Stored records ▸
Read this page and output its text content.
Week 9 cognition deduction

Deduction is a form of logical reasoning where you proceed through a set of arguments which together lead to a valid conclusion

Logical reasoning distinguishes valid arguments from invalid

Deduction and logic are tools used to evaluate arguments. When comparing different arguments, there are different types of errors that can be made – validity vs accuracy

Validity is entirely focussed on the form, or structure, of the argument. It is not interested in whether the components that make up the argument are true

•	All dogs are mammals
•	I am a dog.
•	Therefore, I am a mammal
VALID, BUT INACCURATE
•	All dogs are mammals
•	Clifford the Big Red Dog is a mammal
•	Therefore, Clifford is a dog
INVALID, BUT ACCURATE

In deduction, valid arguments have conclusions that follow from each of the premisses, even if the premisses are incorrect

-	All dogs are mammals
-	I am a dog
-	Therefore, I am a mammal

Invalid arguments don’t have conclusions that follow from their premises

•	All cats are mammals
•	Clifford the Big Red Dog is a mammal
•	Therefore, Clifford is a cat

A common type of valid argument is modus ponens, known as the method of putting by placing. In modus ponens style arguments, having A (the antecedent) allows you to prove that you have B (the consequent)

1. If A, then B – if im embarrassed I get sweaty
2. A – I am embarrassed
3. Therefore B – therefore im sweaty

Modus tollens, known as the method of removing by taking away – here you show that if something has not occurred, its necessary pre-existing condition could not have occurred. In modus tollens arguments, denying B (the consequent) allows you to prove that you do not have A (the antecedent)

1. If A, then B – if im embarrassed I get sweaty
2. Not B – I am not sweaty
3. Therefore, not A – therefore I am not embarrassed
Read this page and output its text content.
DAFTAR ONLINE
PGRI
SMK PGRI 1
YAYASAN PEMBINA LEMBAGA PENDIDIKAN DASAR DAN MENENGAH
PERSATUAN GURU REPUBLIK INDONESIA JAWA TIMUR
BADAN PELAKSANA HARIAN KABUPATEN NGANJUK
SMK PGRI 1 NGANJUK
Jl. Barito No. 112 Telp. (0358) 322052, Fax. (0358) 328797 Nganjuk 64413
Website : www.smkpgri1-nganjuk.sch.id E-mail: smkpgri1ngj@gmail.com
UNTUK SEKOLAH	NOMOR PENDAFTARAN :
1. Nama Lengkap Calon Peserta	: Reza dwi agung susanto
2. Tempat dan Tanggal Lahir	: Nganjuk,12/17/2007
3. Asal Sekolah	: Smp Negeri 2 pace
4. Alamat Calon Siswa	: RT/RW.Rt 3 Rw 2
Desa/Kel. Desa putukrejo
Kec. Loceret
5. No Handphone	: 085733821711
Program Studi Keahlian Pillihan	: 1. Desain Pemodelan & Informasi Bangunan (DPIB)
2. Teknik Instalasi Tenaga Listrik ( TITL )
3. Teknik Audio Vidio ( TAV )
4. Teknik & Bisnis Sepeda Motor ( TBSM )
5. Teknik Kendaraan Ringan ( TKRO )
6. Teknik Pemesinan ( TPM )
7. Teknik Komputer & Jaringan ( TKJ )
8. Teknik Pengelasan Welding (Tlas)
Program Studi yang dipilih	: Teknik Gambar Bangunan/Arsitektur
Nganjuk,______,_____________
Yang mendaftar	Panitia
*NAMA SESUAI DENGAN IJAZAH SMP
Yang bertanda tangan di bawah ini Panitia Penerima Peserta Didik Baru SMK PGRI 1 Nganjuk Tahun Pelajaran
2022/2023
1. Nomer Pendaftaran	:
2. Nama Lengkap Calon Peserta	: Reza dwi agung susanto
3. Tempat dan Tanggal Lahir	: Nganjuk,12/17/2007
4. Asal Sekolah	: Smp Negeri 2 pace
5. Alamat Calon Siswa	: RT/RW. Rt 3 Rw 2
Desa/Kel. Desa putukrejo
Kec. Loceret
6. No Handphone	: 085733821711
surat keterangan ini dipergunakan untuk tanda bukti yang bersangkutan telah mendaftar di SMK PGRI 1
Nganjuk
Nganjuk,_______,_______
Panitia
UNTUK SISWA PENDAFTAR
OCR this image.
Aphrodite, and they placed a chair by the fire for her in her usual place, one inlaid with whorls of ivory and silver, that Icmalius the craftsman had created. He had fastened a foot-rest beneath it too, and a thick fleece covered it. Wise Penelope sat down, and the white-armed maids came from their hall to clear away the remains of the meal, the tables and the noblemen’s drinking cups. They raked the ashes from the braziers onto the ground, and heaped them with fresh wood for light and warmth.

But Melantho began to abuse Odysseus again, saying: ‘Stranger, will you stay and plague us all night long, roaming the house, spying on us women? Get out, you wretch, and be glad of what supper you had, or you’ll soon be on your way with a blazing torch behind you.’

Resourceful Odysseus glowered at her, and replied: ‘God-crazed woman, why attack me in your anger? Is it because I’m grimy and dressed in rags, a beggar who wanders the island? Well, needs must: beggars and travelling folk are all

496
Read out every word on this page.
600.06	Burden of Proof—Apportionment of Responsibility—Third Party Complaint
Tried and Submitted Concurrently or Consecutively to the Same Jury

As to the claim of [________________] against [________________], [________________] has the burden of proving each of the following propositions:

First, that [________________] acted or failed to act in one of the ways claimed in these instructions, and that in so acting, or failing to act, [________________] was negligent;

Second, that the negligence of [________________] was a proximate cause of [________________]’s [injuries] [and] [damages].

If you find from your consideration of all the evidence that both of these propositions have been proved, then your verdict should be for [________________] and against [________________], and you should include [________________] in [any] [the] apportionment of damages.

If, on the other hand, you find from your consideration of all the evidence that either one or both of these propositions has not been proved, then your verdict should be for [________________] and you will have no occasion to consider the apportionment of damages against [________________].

Given task ▸ Where a line in the entries holds the word "propositions", copy that line.

Exercise answer ▸
As to the claim of [________________] against [________________], [________________] has the burden of proving each of the following propositions:
If you find from your consideration of all the evidence that both of these propositions have been proved, then your verdict should be for [________________] and against [________________], and you should include [________________] in [any] [the] apportionment of damages.
If, on the other hand, you find from your consideration of all the evidence that either one or both of these propositions has not been proved, then your verdict should be for [________________] and you will have no occasion to consider the apportionment of damages against [________________].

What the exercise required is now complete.